Figure dataset records
══════
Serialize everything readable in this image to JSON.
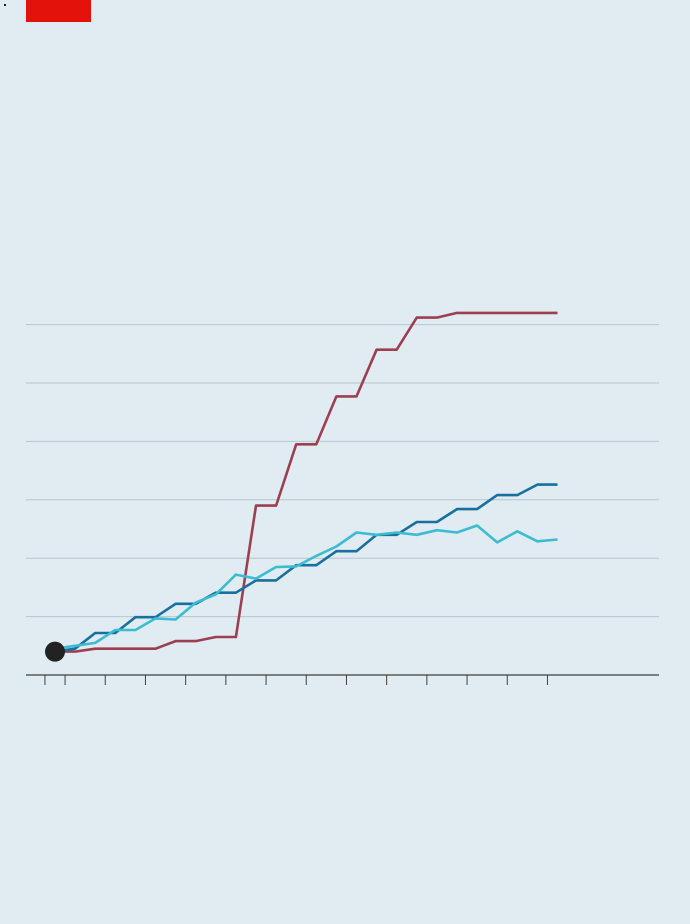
{
  "colors": {
    "background": "#e0ebf2",
    "accent_tag": "#e3120b",
    "grid": "#b7c6cf",
    "axis": "#3f3f3f",
    "marker": "#222222"
  },
  "chart_data": {
    "type": "line",
    "title": "",
    "xlabel": "",
    "ylabel": "",
    "grid": true,
    "x": [
      0,
      1,
      2,
      3,
      4,
      5,
      6,
      7,
      8,
      9,
      10,
      11,
      12,
      13,
      14,
      15,
      16,
      17,
      18,
      19,
      20,
      21,
      22,
      23,
      24,
      25
    ],
    "xlim": [
      -0.5,
      25.5
    ],
    "ylim": [
      0,
      6
    ],
    "series": [
      {
        "color": "#9b3f51",
        "values": [
          0.4,
          0.4,
          0.45,
          0.45,
          0.45,
          0.45,
          0.58,
          0.58,
          0.65,
          0.65,
          2.9,
          2.9,
          3.95,
          3.95,
          4.77,
          4.77,
          5.57,
          5.57,
          6.12,
          6.12,
          6.2,
          6.2,
          6.2,
          6.2,
          6.2,
          6.2
        ]
      },
      {
        "color": "#18709f",
        "values": [
          0.4,
          0.45,
          0.72,
          0.72,
          0.99,
          0.99,
          1.22,
          1.22,
          1.41,
          1.41,
          1.62,
          1.62,
          1.88,
          1.88,
          2.12,
          2.12,
          2.4,
          2.4,
          2.62,
          2.62,
          2.84,
          2.84,
          3.08,
          3.08,
          3.26,
          3.26
        ]
      },
      {
        "color": "#3cbcd1",
        "values": [
          0.45,
          0.5,
          0.55,
          0.77,
          0.77,
          0.97,
          0.95,
          1.24,
          1.38,
          1.72,
          1.65,
          1.85,
          1.86,
          2.04,
          2.2,
          2.44,
          2.4,
          2.44,
          2.4,
          2.48,
          2.44,
          2.56,
          2.27,
          2.46,
          2.29,
          2.32
        ]
      }
    ],
    "start_marker": {
      "x": 0,
      "y": 0.4
    }
  }
}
══════
■ Brief
Reproduce all the entries that precede this task, word for word, minus any pictures.

■ Complete answer
Serialize everything readable in this image to JSON.
{
  "colors": {
    "background": "#e0ebf2",
    "accent_tag": "#e3120b",
    "grid": "#b7c6cf",
    "axis": "#3f3f3f",
    "marker": "#222222"
  },
  "chart_data": {
    "type": "line",
    "title": "",
    "xlabel": "",
    "ylabel": "",
    "grid": true,
    "x": [
      0,
      1,
      2,
      3,
      4,
      5,
      6,
      7,
      8,
      9,
      10,
      11,
      12,
      13,
      14,
      15,
      16,
      17,
      18,
      19,
      20,
      21,
      22,
      23,
      24,
      25
    ],
    "xlim": [
      -0.5,
      25.5
    ],
    "ylim": [
      0,
      6
    ],
    "series": [
      {
        "color": "#9b3f51",
        "values": [
          0.4,
          0.4,
          0.45,
          0.45,
          0.45,
          0.45,
          0.58,
          0.58,
          0.65,
          0.65,
          2.9,
          2.9,
          3.95,
          3.95,
          4.77,
          4.77,
          5.57,
          5.57,
          6.12,
          6.12,
          6.2,
          6.2,
          6.2,
          6.2,
          6.2,
          6.2
        ]
      },
      {
        "color": "#18709f",
        "values": [
          0.4,
          0.45,
          0.72,
          0.72,
          0.99,
          0.99,
          1.22,
          1.22,
          1.41,
          1.41,
          1.62,
          1.62,
          1.88,
          1.88,
          2.12,
          2.12,
          2.4,
          2.4,
          2.62,
          2.62,
          2.84,
          2.84,
          3.08,
          3.08,
          3.26,
          3.26
        ]
      },
      {
        "color": "#3cbcd1",
        "values": [
          0.45,
          0.5,
          0.55,
          0.77,
          0.77,
          0.97,
          0.95,
          1.24,
          1.38,
          1.72,
          1.65,
          1.85,
          1.86,
          2.04,
          2.2,
          2.44,
          2.4,
          2.44,
          2.4,
          2.48,
          2.44,
          2.56,
          2.27,
          2.46,
          2.29,
          2.32
        ]
      }
    ],
    "start_marker": {
      "x": 0,
      "y": 0.4
    }
  }
}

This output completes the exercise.